▶ [Required work]:
Find each line holding "data" and copy it out.

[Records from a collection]
◇ ◇ ◇ ◇

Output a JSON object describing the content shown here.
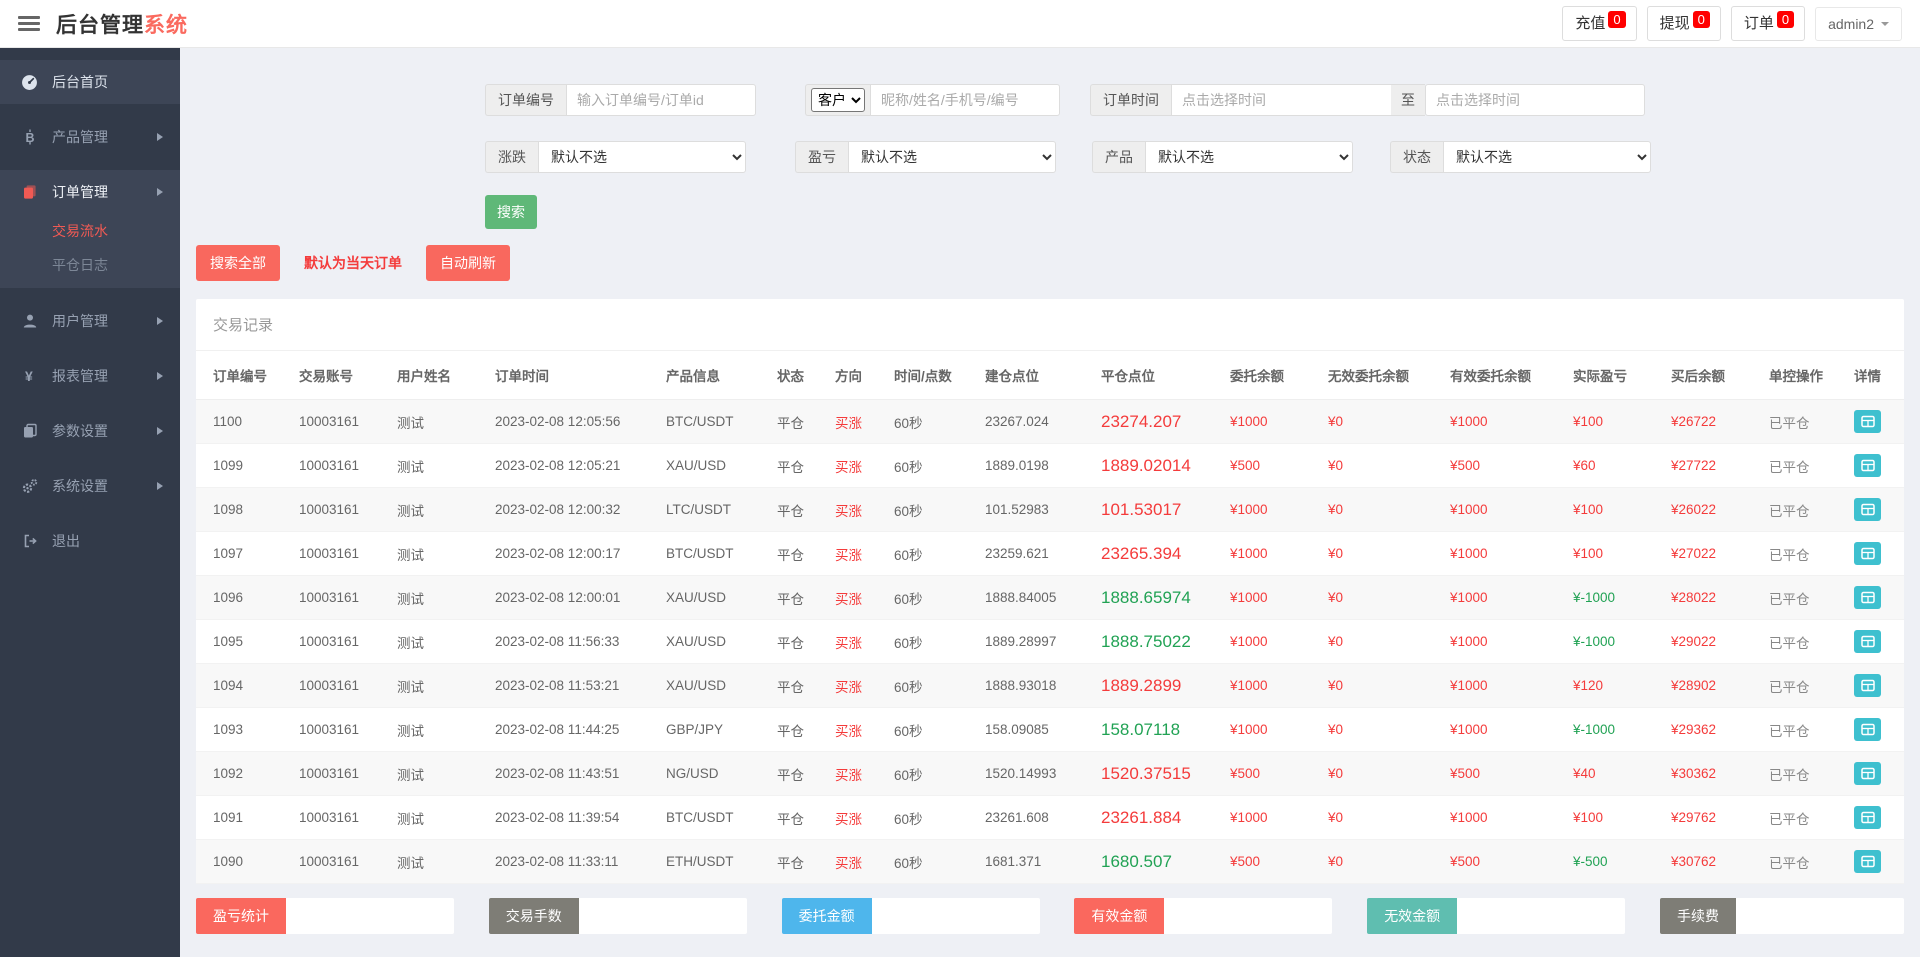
{
  "header": {
    "title_primary": "后台管理",
    "title_accent": "系统",
    "badges": [
      {
        "label": "充值",
        "count": "0"
      },
      {
        "label": "提现",
        "count": "0"
      },
      {
        "label": "订单",
        "count": "0"
      }
    ],
    "user": {
      "name": "admin2"
    }
  },
  "sidebar": {
    "items": [
      {
        "id": "home",
        "label": "后台首页",
        "icon": "dashboard-icon",
        "active": true,
        "has_children": false
      },
      {
        "id": "products",
        "label": "产品管理",
        "icon": "bitcoin-icon",
        "has_children": true
      },
      {
        "id": "orders",
        "label": "订单管理",
        "icon": "orders-icon",
        "has_children": true,
        "expanded": true,
        "children": [
          {
            "label": "交易流水",
            "active": true
          },
          {
            "label": "平仓日志",
            "active": false
          }
        ]
      },
      {
        "id": "users",
        "label": "用户管理",
        "icon": "user-icon",
        "has_children": true
      },
      {
        "id": "reports",
        "label": "报表管理",
        "icon": "yen-icon",
        "has_children": true
      },
      {
        "id": "params",
        "label": "参数设置",
        "icon": "copy-icon",
        "has_children": true
      },
      {
        "id": "system",
        "label": "系统设置",
        "icon": "gears-icon",
        "has_children": true
      },
      {
        "id": "logout",
        "label": "退出",
        "icon": "logout-icon",
        "has_children": false
      }
    ]
  },
  "filters": {
    "order_no_label": "订单编号",
    "order_no_placeholder": "输入订单编号/订单id",
    "customer_select_value": "客户",
    "customer_placeholder": "昵称/姓名/手机号/编号",
    "order_time_label": "订单时间",
    "time_start_placeholder": "点击选择时间",
    "to_label": "至",
    "time_end_placeholder": "点击选择时间",
    "rise_fall_label": "涨跌",
    "profit_label": "盈亏",
    "product_label": "产品",
    "status_label": "状态",
    "default_option": "默认不选",
    "search_button": "搜索"
  },
  "actions": {
    "search_all": "搜索全部",
    "today_note": "默认为当天订单",
    "auto_refresh": "自动刷新"
  },
  "table": {
    "title": "交易记录",
    "columns": [
      "订单编号",
      "交易账号",
      "用户姓名",
      "订单时间",
      "产品信息",
      "状态",
      "方向",
      "时间/点数",
      "建仓点位",
      "平仓点位",
      "委托余额",
      "无效委托余额",
      "有效委托余额",
      "实际盈亏",
      "买后余额",
      "单控操作",
      "详情"
    ],
    "rows": [
      {
        "order_no": "1100",
        "account": "10003161",
        "name": "测试",
        "time": "2023-02-08 12:05:56",
        "product": "BTC/USDT",
        "status": "平仓",
        "direction": "买涨",
        "duration": "60秒",
        "open": "23267.024",
        "close": "23274.207",
        "close_trend": "up",
        "entrust": "¥1000",
        "invalid_entrust": "¥0",
        "valid_entrust": "¥1000",
        "pnl": "¥100",
        "pnl_trend": "up",
        "balance": "¥26722",
        "control": "已平仓"
      },
      {
        "order_no": "1099",
        "account": "10003161",
        "name": "测试",
        "time": "2023-02-08 12:05:21",
        "product": "XAU/USD",
        "status": "平仓",
        "direction": "买涨",
        "duration": "60秒",
        "open": "1889.0198",
        "close": "1889.02014",
        "close_trend": "up",
        "entrust": "¥500",
        "invalid_entrust": "¥0",
        "valid_entrust": "¥500",
        "pnl": "¥60",
        "pnl_trend": "up",
        "balance": "¥27722",
        "control": "已平仓"
      },
      {
        "order_no": "1098",
        "account": "10003161",
        "name": "测试",
        "time": "2023-02-08 12:00:32",
        "product": "LTC/USDT",
        "status": "平仓",
        "direction": "买涨",
        "duration": "60秒",
        "open": "101.52983",
        "close": "101.53017",
        "close_trend": "up",
        "entrust": "¥1000",
        "invalid_entrust": "¥0",
        "valid_entrust": "¥1000",
        "pnl": "¥100",
        "pnl_trend": "up",
        "balance": "¥26022",
        "control": "已平仓"
      },
      {
        "order_no": "1097",
        "account": "10003161",
        "name": "测试",
        "time": "2023-02-08 12:00:17",
        "product": "BTC/USDT",
        "status": "平仓",
        "direction": "买涨",
        "duration": "60秒",
        "open": "23259.621",
        "close": "23265.394",
        "close_trend": "up",
        "entrust": "¥1000",
        "invalid_entrust": "¥0",
        "valid_entrust": "¥1000",
        "pnl": "¥100",
        "pnl_trend": "up",
        "balance": "¥27022",
        "control": "已平仓"
      },
      {
        "order_no": "1096",
        "account": "10003161",
        "name": "测试",
        "time": "2023-02-08 12:00:01",
        "product": "XAU/USD",
        "status": "平仓",
        "direction": "买涨",
        "duration": "60秒",
        "open": "1888.84005",
        "close": "1888.65974",
        "close_trend": "down",
        "entrust": "¥1000",
        "invalid_entrust": "¥0",
        "valid_entrust": "¥1000",
        "pnl": "¥-1000",
        "pnl_trend": "down",
        "balance": "¥28022",
        "control": "已平仓"
      },
      {
        "order_no": "1095",
        "account": "10003161",
        "name": "测试",
        "time": "2023-02-08 11:56:33",
        "product": "XAU/USD",
        "status": "平仓",
        "direction": "买涨",
        "duration": "60秒",
        "open": "1889.28997",
        "close": "1888.75022",
        "close_trend": "down",
        "entrust": "¥1000",
        "invalid_entrust": "¥0",
        "valid_entrust": "¥1000",
        "pnl": "¥-1000",
        "pnl_trend": "down",
        "balance": "¥29022",
        "control": "已平仓"
      },
      {
        "order_no": "1094",
        "account": "10003161",
        "name": "测试",
        "time": "2023-02-08 11:53:21",
        "product": "XAU/USD",
        "status": "平仓",
        "direction": "买涨",
        "duration": "60秒",
        "open": "1888.93018",
        "close": "1889.2899",
        "close_trend": "up",
        "entrust": "¥1000",
        "invalid_entrust": "¥0",
        "valid_entrust": "¥1000",
        "pnl": "¥120",
        "pnl_trend": "up",
        "balance": "¥28902",
        "control": "已平仓"
      },
      {
        "order_no": "1093",
        "account": "10003161",
        "name": "测试",
        "time": "2023-02-08 11:44:25",
        "product": "GBP/JPY",
        "status": "平仓",
        "direction": "买涨",
        "duration": "60秒",
        "open": "158.09085",
        "close": "158.07118",
        "close_trend": "down",
        "entrust": "¥1000",
        "invalid_entrust": "¥0",
        "valid_entrust": "¥1000",
        "pnl": "¥-1000",
        "pnl_trend": "down",
        "balance": "¥29362",
        "control": "已平仓"
      },
      {
        "order_no": "1092",
        "account": "10003161",
        "name": "测试",
        "time": "2023-02-08 11:43:51",
        "product": "NG/USD",
        "status": "平仓",
        "direction": "买涨",
        "duration": "60秒",
        "open": "1520.14993",
        "close": "1520.37515",
        "close_trend": "up",
        "entrust": "¥500",
        "invalid_entrust": "¥0",
        "valid_entrust": "¥500",
        "pnl": "¥40",
        "pnl_trend": "up",
        "balance": "¥30362",
        "control": "已平仓"
      },
      {
        "order_no": "1091",
        "account": "10003161",
        "name": "测试",
        "time": "2023-02-08 11:39:54",
        "product": "BTC/USDT",
        "status": "平仓",
        "direction": "买涨",
        "duration": "60秒",
        "open": "23261.608",
        "close": "23261.884",
        "close_trend": "up",
        "entrust": "¥1000",
        "invalid_entrust": "¥0",
        "valid_entrust": "¥1000",
        "pnl": "¥100",
        "pnl_trend": "up",
        "balance": "¥29762",
        "control": "已平仓"
      },
      {
        "order_no": "1090",
        "account": "10003161",
        "name": "测试",
        "time": "2023-02-08 11:33:11",
        "product": "ETH/USDT",
        "status": "平仓",
        "direction": "买涨",
        "duration": "60秒",
        "open": "1681.371",
        "close": "1680.507",
        "close_trend": "down",
        "entrust": "¥500",
        "invalid_entrust": "¥0",
        "valid_entrust": "¥500",
        "pnl": "¥-500",
        "pnl_trend": "down",
        "balance": "¥30762",
        "control": "已平仓"
      }
    ]
  },
  "summary": [
    {
      "label": "盈亏统计",
      "value": "",
      "color": "#fa685e"
    },
    {
      "label": "交易手数",
      "value": "",
      "color": "#7e7d76"
    },
    {
      "label": "委托金额",
      "value": "",
      "color": "#4eb6ec"
    },
    {
      "label": "有效金额",
      "value": "",
      "color": "#fa685e"
    },
    {
      "label": "无效金额",
      "value": "",
      "color": "#5fbeb0"
    },
    {
      "label": "手续费",
      "value": "",
      "color": "#7e7d76"
    }
  ],
  "colors": {
    "gain_red": "#f43b3b",
    "loss_green": "#21a254",
    "salmon_button": "#f9685e",
    "green_button": "#5fb878",
    "badge_red": "#ff0000",
    "detail_teal": "#3ec0cf",
    "sidebar_bg": "#323a49",
    "sidebar_active_bg": "#3d4556",
    "page_bg": "#eef0f5"
  }
}
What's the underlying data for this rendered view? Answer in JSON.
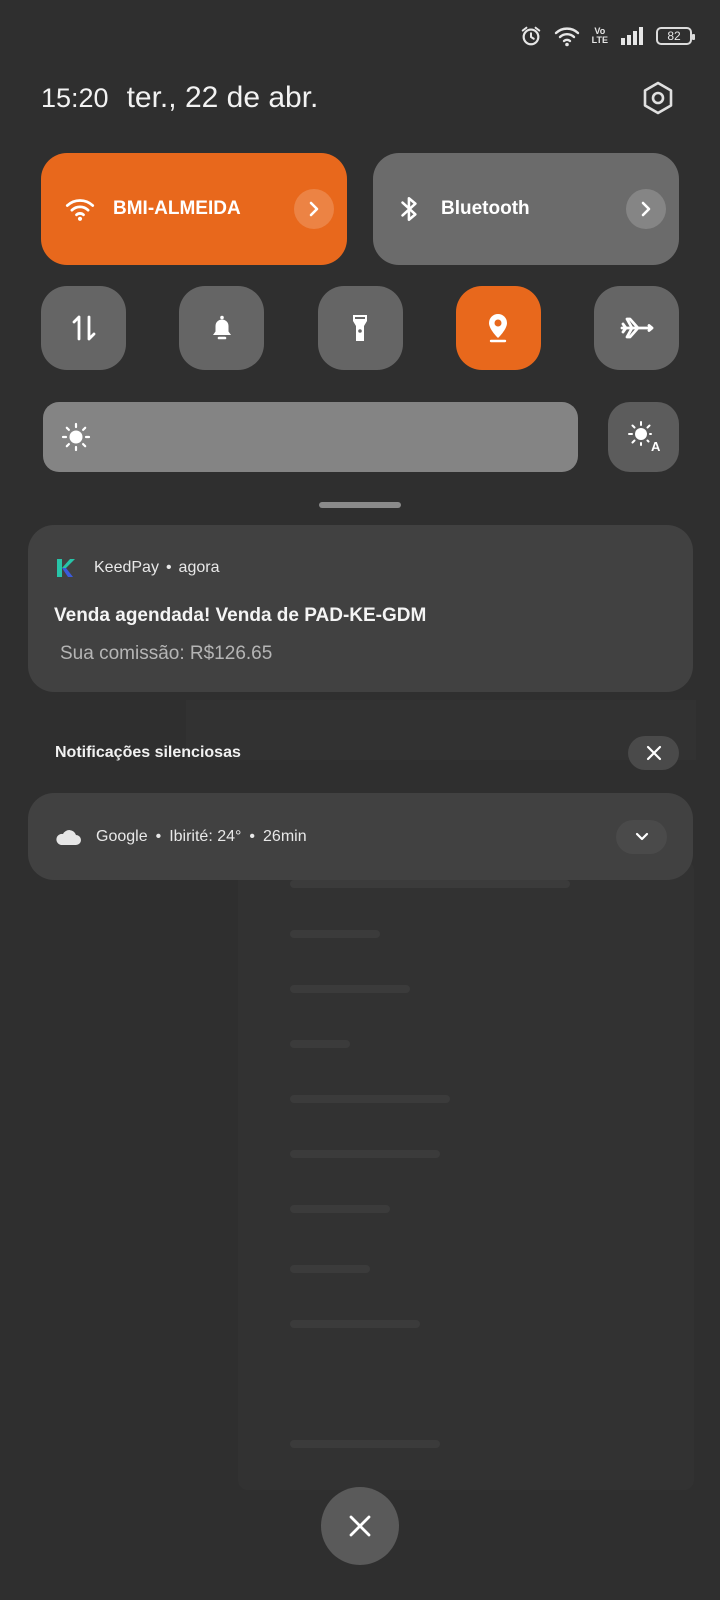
{
  "status_bar": {
    "icons": [
      "alarm-icon",
      "wifi-icon",
      "volte-icon",
      "signal-icon"
    ],
    "volte_top": "Vo",
    "volte_bottom": "LTE",
    "battery": "82"
  },
  "header": {
    "time": "15:20",
    "date": "ter., 22 de abr.",
    "settings_icon": "gear-icon"
  },
  "quick_tiles": {
    "wifi": {
      "label": "BMI-ALMEIDA",
      "state": "on",
      "icon": "wifi-icon"
    },
    "bluetooth": {
      "label": "Bluetooth",
      "state": "off",
      "icon": "bluetooth-icon"
    },
    "toggles": [
      {
        "name": "mobile-data",
        "icon": "data-arrows-icon",
        "state": "off"
      },
      {
        "name": "sound",
        "icon": "bell-icon",
        "state": "off"
      },
      {
        "name": "flashlight",
        "icon": "flashlight-icon",
        "state": "off"
      },
      {
        "name": "location",
        "icon": "location-pin-icon",
        "state": "on"
      },
      {
        "name": "airplane-mode",
        "icon": "airplane-icon",
        "state": "off"
      }
    ]
  },
  "brightness": {
    "icon": "sun-icon",
    "auto_icon": "auto-brightness-icon",
    "level": 1.0
  },
  "notification": {
    "app": "KeedPay",
    "separator": "•",
    "time": "agora",
    "title": "Venda agendada! Venda de PAD-KE-GDM",
    "text": "Sua comissão: R$126.65"
  },
  "silent": {
    "label": "Notificações silenciosas"
  },
  "google_notification": {
    "app": "Google",
    "separator": "•",
    "weather": "Ibirité: 24°",
    "time": "26min"
  },
  "colors": {
    "accent": "#e8681c",
    "background": "#2f2f2f",
    "tile_off": "#656565",
    "card": "#414141"
  }
}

◇ ◇ ◇ ◇

▶ [The completed task]:
What's the underlying data for this rendered view? Answer in JSON.
        "name": "mobile-data",
        "icon": "data-arrows-icon",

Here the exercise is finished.